### What to produce
Among the entries below, find the lines with "this" and copy them.

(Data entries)
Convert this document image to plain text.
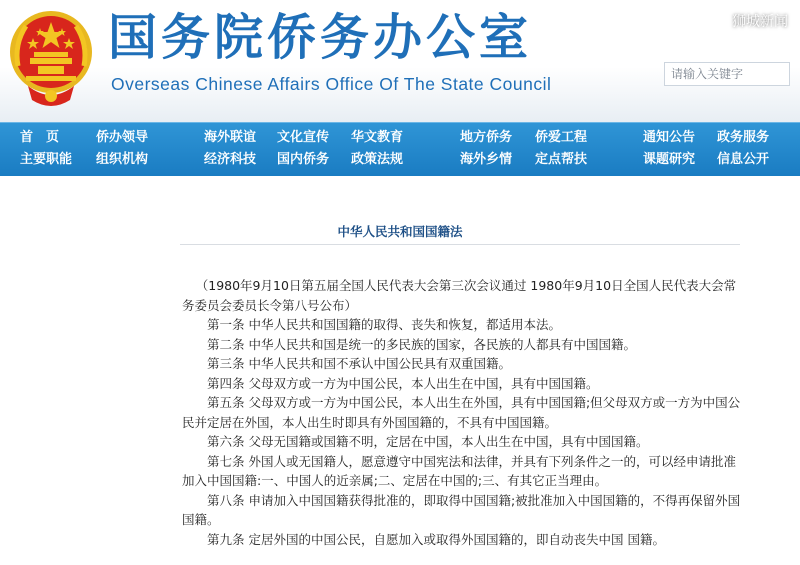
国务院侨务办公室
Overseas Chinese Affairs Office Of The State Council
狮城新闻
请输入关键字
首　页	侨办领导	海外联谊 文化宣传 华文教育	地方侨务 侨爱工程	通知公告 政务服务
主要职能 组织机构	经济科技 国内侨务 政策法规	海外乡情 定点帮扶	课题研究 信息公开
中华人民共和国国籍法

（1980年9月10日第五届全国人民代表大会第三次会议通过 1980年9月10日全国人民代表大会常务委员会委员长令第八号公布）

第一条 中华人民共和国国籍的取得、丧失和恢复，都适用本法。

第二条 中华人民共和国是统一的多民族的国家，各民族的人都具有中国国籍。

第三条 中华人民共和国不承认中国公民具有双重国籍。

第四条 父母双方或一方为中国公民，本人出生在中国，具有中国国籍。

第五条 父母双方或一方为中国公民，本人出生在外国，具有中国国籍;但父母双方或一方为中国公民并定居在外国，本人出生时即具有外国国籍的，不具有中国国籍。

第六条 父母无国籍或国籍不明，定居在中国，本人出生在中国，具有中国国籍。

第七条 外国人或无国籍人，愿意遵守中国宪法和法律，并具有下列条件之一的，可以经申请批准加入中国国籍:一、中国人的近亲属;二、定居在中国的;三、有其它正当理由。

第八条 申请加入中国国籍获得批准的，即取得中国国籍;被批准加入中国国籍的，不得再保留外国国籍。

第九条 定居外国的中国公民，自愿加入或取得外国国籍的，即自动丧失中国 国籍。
---
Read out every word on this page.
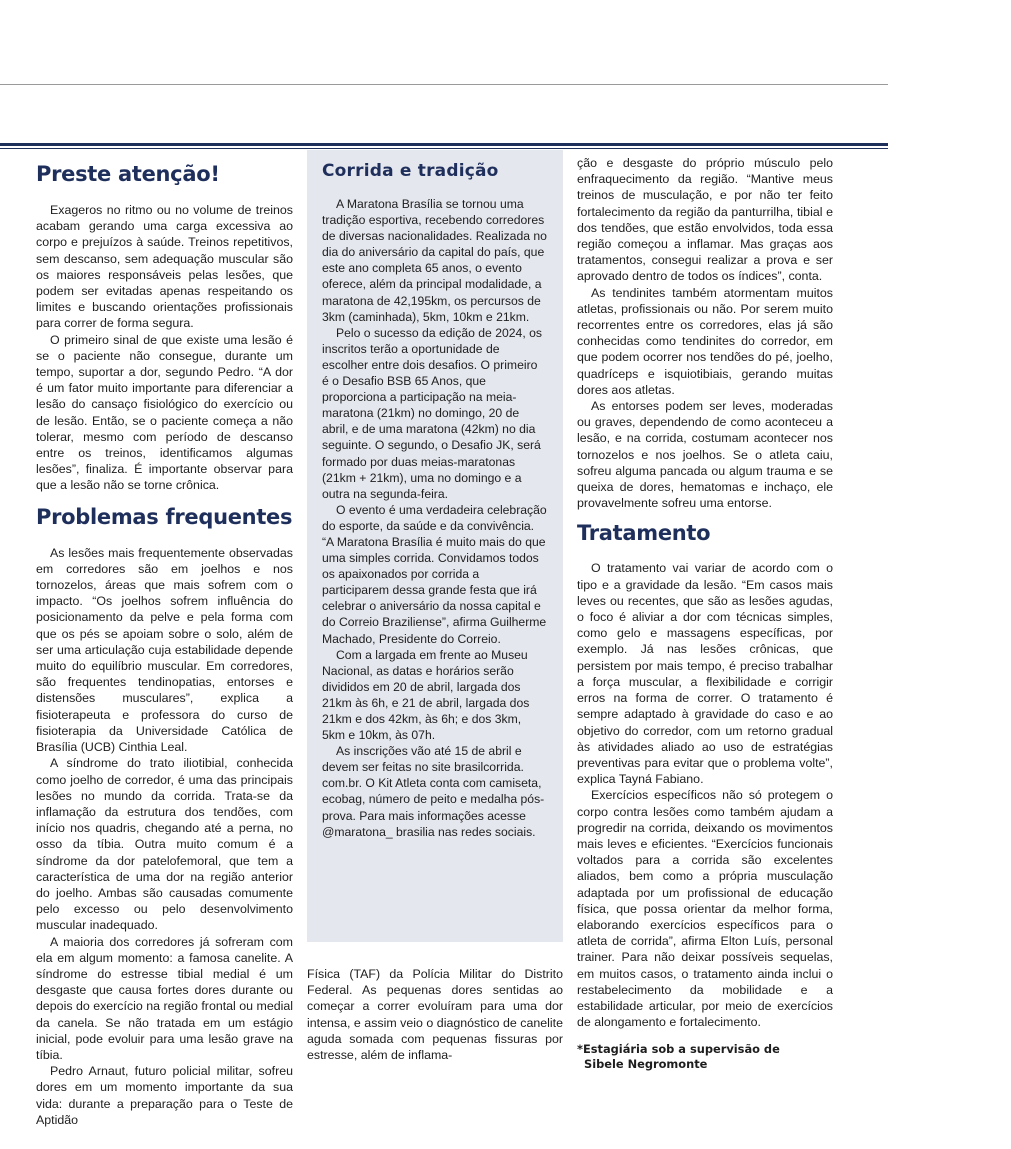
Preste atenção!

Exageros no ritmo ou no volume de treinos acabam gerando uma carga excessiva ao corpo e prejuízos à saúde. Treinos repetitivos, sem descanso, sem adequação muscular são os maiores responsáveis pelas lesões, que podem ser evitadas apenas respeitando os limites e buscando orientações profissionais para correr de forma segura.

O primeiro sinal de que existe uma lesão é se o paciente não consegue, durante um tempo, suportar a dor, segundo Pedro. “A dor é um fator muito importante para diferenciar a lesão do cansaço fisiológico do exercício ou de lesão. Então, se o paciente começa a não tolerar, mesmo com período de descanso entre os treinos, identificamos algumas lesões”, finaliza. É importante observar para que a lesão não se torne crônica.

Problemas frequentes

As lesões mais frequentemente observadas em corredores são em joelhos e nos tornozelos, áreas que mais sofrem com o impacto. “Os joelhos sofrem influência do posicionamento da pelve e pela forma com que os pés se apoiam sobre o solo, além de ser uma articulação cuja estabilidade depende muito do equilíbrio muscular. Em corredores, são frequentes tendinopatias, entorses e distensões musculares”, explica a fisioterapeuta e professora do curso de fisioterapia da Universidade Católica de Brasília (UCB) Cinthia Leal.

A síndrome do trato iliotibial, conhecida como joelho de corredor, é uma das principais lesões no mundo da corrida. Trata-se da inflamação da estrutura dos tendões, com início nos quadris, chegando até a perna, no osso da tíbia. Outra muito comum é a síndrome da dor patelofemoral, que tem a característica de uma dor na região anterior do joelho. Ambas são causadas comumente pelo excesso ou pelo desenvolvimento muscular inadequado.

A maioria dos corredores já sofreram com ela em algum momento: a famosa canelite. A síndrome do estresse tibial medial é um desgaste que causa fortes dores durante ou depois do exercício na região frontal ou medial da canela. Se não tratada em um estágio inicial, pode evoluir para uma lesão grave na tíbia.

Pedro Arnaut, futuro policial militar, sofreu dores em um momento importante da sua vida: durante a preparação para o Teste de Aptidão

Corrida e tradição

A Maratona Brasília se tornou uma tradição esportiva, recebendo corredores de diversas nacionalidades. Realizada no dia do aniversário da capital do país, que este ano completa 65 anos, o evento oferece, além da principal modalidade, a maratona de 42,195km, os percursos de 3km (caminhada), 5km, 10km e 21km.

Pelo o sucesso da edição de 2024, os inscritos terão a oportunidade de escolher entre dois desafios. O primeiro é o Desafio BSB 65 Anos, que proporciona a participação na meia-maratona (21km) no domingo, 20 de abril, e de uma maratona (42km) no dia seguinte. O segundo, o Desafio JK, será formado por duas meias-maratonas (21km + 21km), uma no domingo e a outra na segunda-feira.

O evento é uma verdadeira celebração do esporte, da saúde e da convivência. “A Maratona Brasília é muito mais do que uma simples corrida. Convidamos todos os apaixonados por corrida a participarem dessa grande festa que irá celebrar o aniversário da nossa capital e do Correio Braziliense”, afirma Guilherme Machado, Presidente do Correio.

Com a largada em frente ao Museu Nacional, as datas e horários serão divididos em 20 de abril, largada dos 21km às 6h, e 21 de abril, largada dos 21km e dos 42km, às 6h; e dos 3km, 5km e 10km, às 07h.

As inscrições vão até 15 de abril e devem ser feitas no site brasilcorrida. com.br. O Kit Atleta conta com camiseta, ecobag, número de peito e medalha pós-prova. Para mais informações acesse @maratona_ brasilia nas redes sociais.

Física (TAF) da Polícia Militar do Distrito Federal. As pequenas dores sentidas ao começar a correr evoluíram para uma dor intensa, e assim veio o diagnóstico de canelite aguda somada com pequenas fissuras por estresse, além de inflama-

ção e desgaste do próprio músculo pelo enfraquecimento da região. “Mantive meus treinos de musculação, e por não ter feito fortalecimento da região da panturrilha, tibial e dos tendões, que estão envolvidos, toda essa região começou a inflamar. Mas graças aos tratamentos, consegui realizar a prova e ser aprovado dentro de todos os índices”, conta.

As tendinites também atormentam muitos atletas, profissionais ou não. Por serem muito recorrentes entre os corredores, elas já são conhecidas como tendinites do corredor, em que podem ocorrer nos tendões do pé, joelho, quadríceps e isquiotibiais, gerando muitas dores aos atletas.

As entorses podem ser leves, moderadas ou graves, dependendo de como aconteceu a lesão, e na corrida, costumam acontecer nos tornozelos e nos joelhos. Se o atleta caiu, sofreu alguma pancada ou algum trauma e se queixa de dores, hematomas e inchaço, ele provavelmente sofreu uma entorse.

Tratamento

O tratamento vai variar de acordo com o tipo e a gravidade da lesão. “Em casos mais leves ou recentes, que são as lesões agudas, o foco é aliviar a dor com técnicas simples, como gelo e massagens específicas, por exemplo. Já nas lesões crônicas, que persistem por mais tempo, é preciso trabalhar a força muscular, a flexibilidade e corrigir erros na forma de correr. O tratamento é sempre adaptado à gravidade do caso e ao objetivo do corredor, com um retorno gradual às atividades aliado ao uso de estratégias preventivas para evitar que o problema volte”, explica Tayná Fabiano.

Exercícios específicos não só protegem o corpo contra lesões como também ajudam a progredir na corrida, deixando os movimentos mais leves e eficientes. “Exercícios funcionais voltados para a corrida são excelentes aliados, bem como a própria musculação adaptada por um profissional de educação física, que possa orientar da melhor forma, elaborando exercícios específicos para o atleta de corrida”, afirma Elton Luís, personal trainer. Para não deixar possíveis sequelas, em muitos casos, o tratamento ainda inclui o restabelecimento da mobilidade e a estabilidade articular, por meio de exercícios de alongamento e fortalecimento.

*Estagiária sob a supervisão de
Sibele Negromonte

### Response to the exercise
Convert this document image to plain text.
Read out every word on this page.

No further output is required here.